--- Start Dataset ---
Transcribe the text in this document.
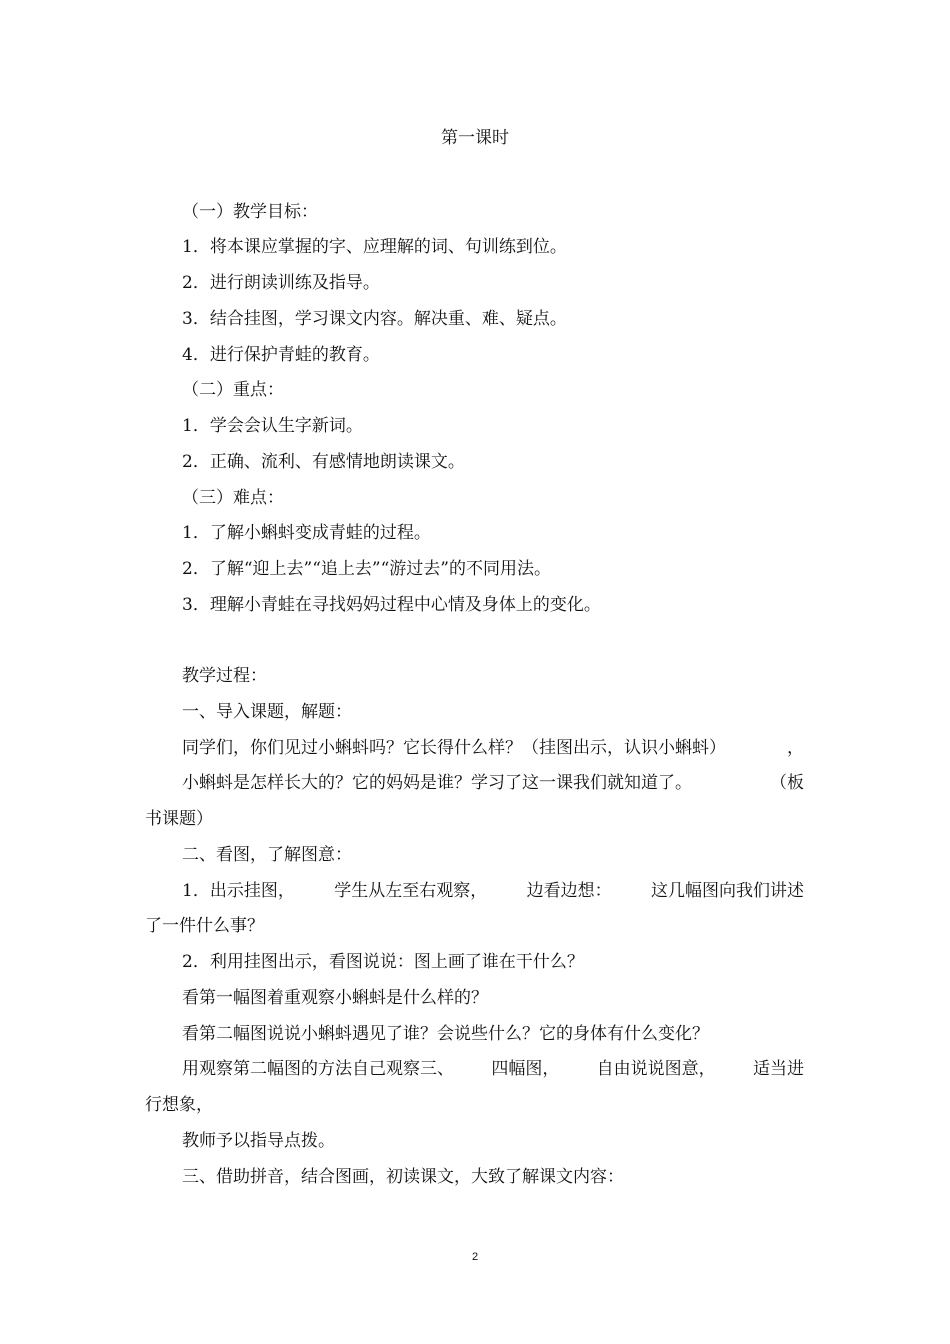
第一课时
（一）教学目标：
1．将本课应掌握的字、应理解的词、句训练到位。
2．进行朗读训练及指导。
3．结合挂图，学习课文内容。解决重、难、疑点。
4．进行保护青蛙的教育。
（二）重点：
1．学会会认生字新词。
2．正确、流利、有感情地朗读课文。
（三）难点：
1．了解小蝌蚪变成青蛙的过程。
2．了解“迎上去”“追上去”“游过去”的不同用法。
3．理解小青蛙在寻找妈妈过程中心情及身体上的变化。
教学过程：
一、导入课题，解题：
同学们，你们见过小蝌蚪吗？它长得什么样？（挂图出示，认识小蝌蚪）	，
小蝌蚪是怎样长大的？它的妈妈是谁？学习了这一课我们就知道了。	（板
书课题）
二、看图，了解图意：
1．出示挂图， 学生从左至右观察， 边看边想： 这几幅图向我们讲述
了一件什么事？
2．利用挂图出示，看图说说：图上画了谁在干什么？
看第一幅图着重观察小蝌蚪是什么样的？
看第二幅图说说小蝌蚪遇见了谁？会说些什么？它的身体有什么变化？
用观察第二幅图的方法自己观察三、 四幅图， 自由说说图意， 适当进
行想象，
教师予以指导点拨。
三、借助拼音，结合图画，初读课文，大致了解课文内容：
2
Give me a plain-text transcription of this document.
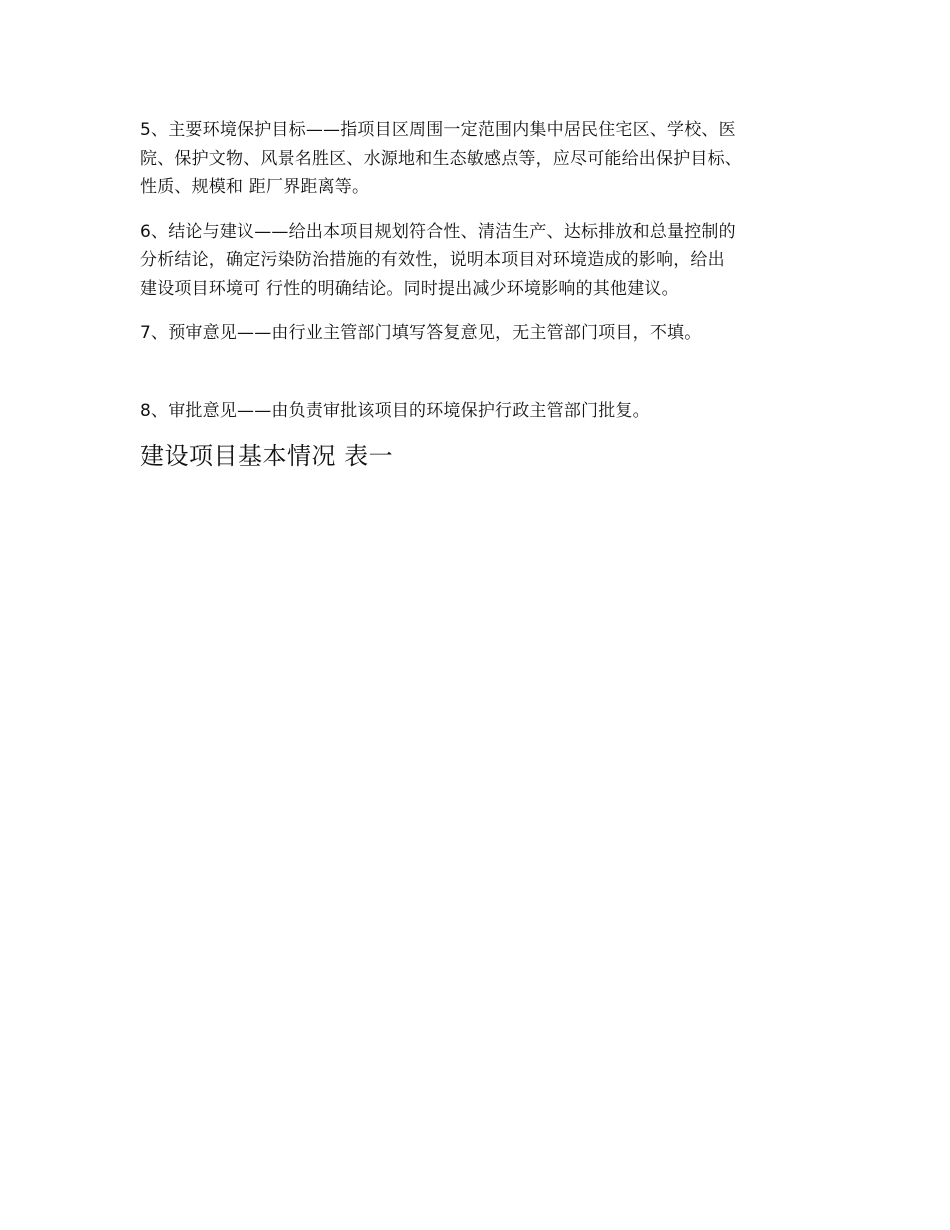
5、主要环境保护目标——指项目区周围一定范围内集中居民住宅区、学校、医
院、保护文物、风景名胜区、水源地和生态敏感点等，应尽可能给出保护目标、
性质、规模和 距厂界距离等。

6、结论与建议——给出本项目规划符合性、清洁生产、达标排放和总量控制的
分析结论，确定污染防治措施的有效性，说明本项目对环境造成的影响，给出
建设项目环境可 行性的明确结论。同时提出减少环境影响的其他建议。

7、预审意见——由行业主管部门填写答复意见，无主管部门项目，不填。

8、审批意见——由负责审批该项目的环境保护行政主管部门批复。

建设项目基本情况 表一
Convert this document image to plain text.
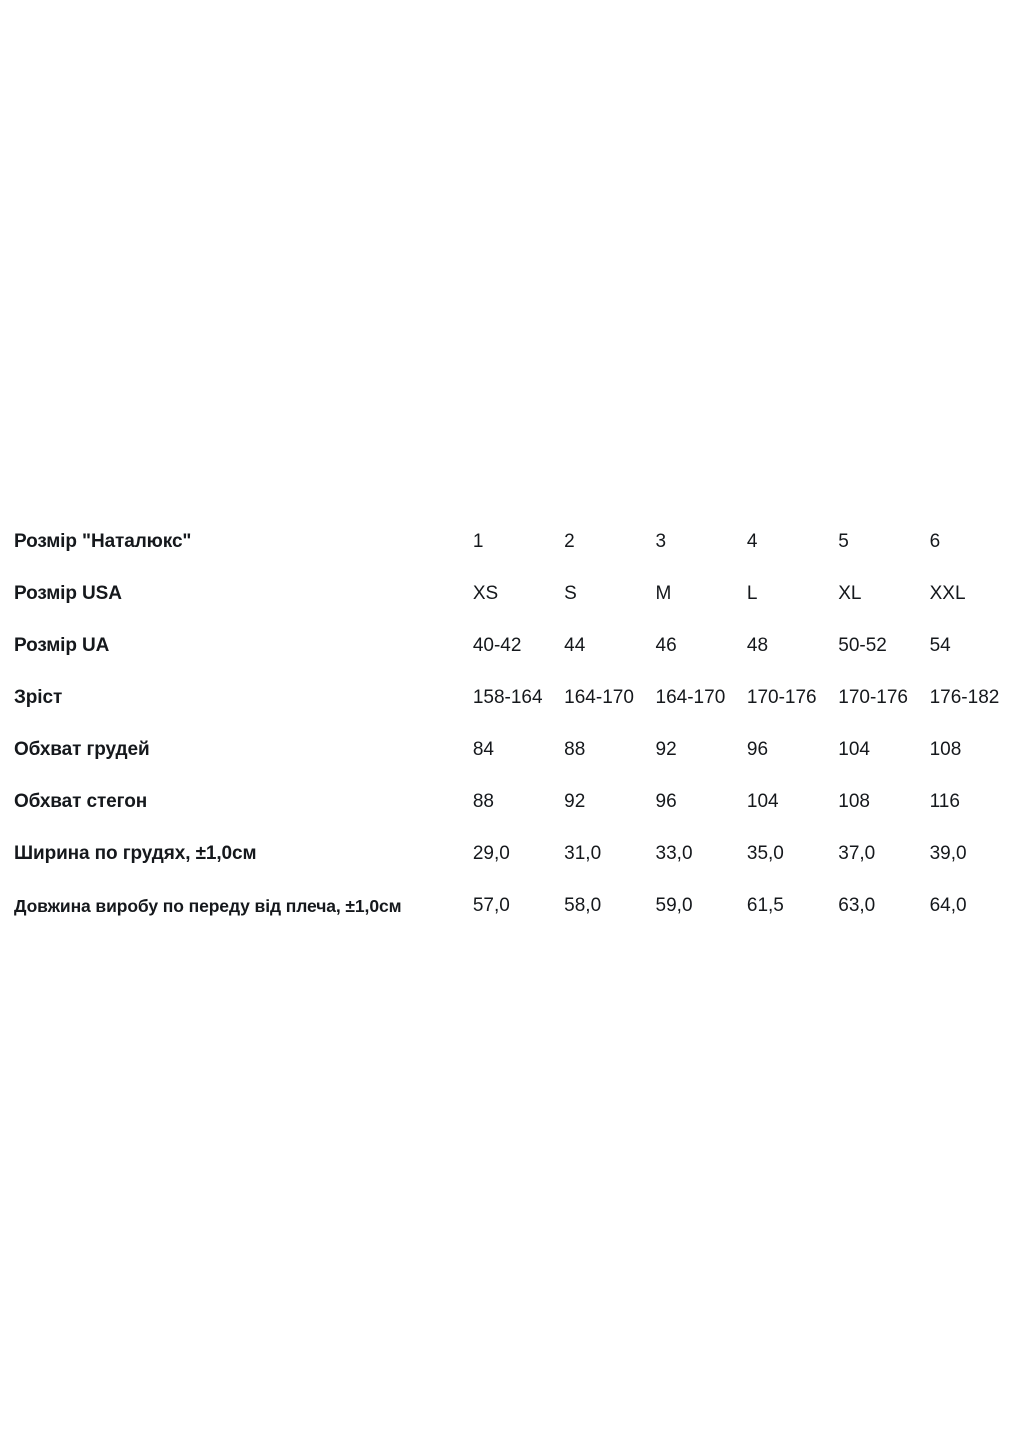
Розмір "Наталюкс"	1	2	3	4	5	6
Розмір USA	XS	S	M	L	XL	XXL
Розмір UA	40-42	44	46	48	50-52	54
Зріст	158-164	164-170	164-170	170-176	170-176	176-182
Обхват грудей	84	88	92	96	104	108
Обхват стегон	88	92	96	104	108	116
Ширина по грудях, ±1,0см	29,0	31,0	33,0	35,0	37,0	39,0
Довжина виробу по переду від плеча, ±1,0см	57,0	58,0	59,0	61,5	63,0	64,0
--- End Dataset ---
◆ Exercise task ◆
Every record must be copied exactly, with the pictures left out.

◆ In response ◆
Transcribe the text in this document.
第一课时
（一）教学目标：
1．将本课应掌握的字、应理解的词、句训练到位。
2．进行朗读训练及指导。
3．结合挂图，学习课文内容。解决重、难、疑点。
4．进行保护青蛙的教育。
（二）重点：
1．学会会认生字新词。
2．正确、流利、有感情地朗读课文。
（三）难点：
1．了解小蝌蚪变成青蛙的过程。
2．了解“迎上去”“追上去”“游过去”的不同用法。
3．理解小青蛙在寻找妈妈过程中心情及身体上的变化。
教学过程：
一、导入课题，解题：
同学们，你们见过小蝌蚪吗？它长得什么样？（挂图出示，认识小蝌蚪）	，
小蝌蚪是怎样长大的？它的妈妈是谁？学习了这一课我们就知道了。	（板
书课题）
二、看图，了解图意：
1．出示挂图， 学生从左至右观察， 边看边想： 这几幅图向我们讲述
了一件什么事？
2．利用挂图出示，看图说说：图上画了谁在干什么？
看第一幅图着重观察小蝌蚪是什么样的？
看第二幅图说说小蝌蚪遇见了谁？会说些什么？它的身体有什么变化？
用观察第二幅图的方法自己观察三、 四幅图， 自由说说图意， 适当进
行想象，
教师予以指导点拨。
三、借助拼音，结合图画，初读课文，大致了解课文内容：
2
Give me a plain-text transcription of this document.
5、主要环境保护目标——指项目区周围一定范围内集中居民住宅区、学校、医
院、保护文物、风景名胜区、水源地和生态敏感点等，应尽可能给出保护目标、
性质、规模和 距厂界距离等。

6、结论与建议——给出本项目规划符合性、清洁生产、达标排放和总量控制的
分析结论，确定污染防治措施的有效性，说明本项目对环境造成的影响，给出
建设项目环境可 行性的明确结论。同时提出减少环境影响的其他建议。

7、预审意见——由行业主管部门填写答复意见，无主管部门项目，不填。

8、审批意见——由负责审批该项目的环境保护行政主管部门批复。

建设项目基本情况 表一
Convert this document image to plain text.
Розмір "Наталюкс"	1	2	3	4	5	6
Розмір USA	XS	S	M	L	XL	XXL
Розмір UA	40-42	44	46	48	50-52	54
Зріст	158-164	164-170	164-170	170-176	170-176	176-182
Обхват грудей	84	88	92	96	104	108
Обхват стегон	88	92	96	104	108	116
Ширина по грудях, ±1,0см	29,0	31,0	33,0	35,0	37,0	39,0
Довжина виробу по переду від плеча, ±1,0см	57,0	58,0	59,0	61,5	63,0	64,0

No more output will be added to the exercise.